[What the task asks]
Print the line that contains "Convert this screenshot" and every line after it through the last line of the records below, exactly as written and nothing else.

(Items listed in a dataset)
|---|

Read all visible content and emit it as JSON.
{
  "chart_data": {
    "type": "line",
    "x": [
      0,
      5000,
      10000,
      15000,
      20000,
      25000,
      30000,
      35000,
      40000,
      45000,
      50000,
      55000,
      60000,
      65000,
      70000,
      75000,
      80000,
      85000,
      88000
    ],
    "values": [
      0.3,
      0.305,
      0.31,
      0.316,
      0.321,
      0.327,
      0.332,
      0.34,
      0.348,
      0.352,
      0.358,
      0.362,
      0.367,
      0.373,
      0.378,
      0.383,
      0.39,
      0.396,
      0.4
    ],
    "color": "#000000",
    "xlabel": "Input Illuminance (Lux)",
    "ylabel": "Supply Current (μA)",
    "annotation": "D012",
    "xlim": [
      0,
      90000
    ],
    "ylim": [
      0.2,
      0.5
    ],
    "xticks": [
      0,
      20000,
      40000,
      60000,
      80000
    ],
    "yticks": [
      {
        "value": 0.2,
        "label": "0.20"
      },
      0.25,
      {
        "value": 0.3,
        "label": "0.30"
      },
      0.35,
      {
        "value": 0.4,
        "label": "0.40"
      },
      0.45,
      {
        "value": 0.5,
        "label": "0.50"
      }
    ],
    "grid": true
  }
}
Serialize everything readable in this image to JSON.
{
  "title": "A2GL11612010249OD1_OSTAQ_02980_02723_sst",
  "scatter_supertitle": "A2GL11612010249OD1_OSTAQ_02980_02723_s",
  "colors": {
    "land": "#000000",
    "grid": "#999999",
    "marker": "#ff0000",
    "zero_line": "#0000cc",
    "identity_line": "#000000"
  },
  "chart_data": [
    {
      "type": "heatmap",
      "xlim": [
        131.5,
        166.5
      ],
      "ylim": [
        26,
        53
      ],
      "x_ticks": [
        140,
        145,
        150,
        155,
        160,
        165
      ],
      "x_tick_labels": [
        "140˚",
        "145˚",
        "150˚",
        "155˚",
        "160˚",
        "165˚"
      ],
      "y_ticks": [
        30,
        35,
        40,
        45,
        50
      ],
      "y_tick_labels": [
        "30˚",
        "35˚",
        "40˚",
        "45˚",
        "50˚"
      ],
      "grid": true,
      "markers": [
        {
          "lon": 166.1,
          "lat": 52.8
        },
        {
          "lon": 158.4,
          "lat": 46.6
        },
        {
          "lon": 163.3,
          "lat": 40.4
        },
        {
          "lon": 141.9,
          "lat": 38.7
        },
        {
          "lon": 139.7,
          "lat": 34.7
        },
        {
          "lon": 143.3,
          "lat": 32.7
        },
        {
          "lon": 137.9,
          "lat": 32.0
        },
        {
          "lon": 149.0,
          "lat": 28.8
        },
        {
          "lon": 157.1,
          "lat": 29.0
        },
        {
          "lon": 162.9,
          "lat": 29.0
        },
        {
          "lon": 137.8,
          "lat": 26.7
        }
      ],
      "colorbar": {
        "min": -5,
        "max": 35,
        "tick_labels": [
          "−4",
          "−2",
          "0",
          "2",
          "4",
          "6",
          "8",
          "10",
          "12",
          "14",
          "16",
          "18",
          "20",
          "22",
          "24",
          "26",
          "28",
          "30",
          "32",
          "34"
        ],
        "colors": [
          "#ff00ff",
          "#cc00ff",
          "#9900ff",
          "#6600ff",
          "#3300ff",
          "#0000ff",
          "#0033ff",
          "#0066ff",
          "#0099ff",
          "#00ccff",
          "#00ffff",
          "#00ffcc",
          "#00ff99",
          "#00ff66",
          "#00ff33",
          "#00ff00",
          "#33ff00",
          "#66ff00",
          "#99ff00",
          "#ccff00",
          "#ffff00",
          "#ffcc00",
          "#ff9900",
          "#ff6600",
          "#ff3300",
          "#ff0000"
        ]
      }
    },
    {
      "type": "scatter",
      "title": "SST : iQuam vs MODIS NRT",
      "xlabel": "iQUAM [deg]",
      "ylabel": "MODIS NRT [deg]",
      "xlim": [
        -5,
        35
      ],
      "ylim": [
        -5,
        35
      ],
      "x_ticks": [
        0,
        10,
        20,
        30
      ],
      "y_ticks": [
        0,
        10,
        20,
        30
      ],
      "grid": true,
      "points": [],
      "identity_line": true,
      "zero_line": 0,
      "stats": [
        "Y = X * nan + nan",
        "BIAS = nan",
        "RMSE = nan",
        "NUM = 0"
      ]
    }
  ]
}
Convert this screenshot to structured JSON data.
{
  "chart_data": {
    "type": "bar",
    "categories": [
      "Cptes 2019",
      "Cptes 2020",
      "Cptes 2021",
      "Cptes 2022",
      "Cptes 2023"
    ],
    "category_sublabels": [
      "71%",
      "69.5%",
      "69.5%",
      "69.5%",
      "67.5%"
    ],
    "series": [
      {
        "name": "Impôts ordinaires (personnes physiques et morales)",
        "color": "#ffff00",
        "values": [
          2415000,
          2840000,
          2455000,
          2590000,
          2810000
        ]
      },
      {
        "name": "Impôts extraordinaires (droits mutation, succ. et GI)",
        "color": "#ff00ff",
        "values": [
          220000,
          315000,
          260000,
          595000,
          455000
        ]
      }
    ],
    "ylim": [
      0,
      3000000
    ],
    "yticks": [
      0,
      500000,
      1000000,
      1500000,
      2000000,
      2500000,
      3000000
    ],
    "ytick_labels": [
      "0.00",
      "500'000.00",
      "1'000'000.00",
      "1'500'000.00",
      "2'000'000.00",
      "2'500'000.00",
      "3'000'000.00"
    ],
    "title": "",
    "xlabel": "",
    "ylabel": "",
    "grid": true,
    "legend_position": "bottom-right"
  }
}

|---|

[Task result]
Convert this screenshot to structured JSON data.
{
  "chart_data": {
    "type": "bar",
    "categories": [
      "Cptes 2019",
      "Cptes 2020",
      "Cptes 2021",
      "Cptes 2022",
      "Cptes 2023"
    ],
    "category_sublabels": [
      "71%",
      "69.5%",
      "69.5%",
      "69.5%",
      "67.5%"
    ],
    "series": [
      {
        "name": "Impôts ordinaires (personnes physiques et morales)",
        "color": "#ffff00",
        "values": [
          2415000,
          2840000,
          2455000,
          2590000,
          2810000
        ]
      },
      {
        "name": "Impôts extraordinaires (droits mutation, succ. et GI)",
        "color": "#ff00ff",
        "values": [
          220000,
          315000,
          260000,
          595000,
          455000
        ]
      }
    ],
    "ylim": [
      0,
      3000000
    ],
    "yticks": [
      0,
      500000,
      1000000,
      1500000,
      2000000,
      2500000,
      3000000
    ],
    "ytick_labels": [
      "0.00",
      "500'000.00",
      "1'000'000.00",
      "1'500'000.00",
      "2'000'000.00",
      "2'500'000.00",
      "3'000'000.00"
    ],
    "title": "",
    "xlabel": "",
    "ylabel": "",
    "grid": true,
    "legend_position": "bottom-right"
  }
}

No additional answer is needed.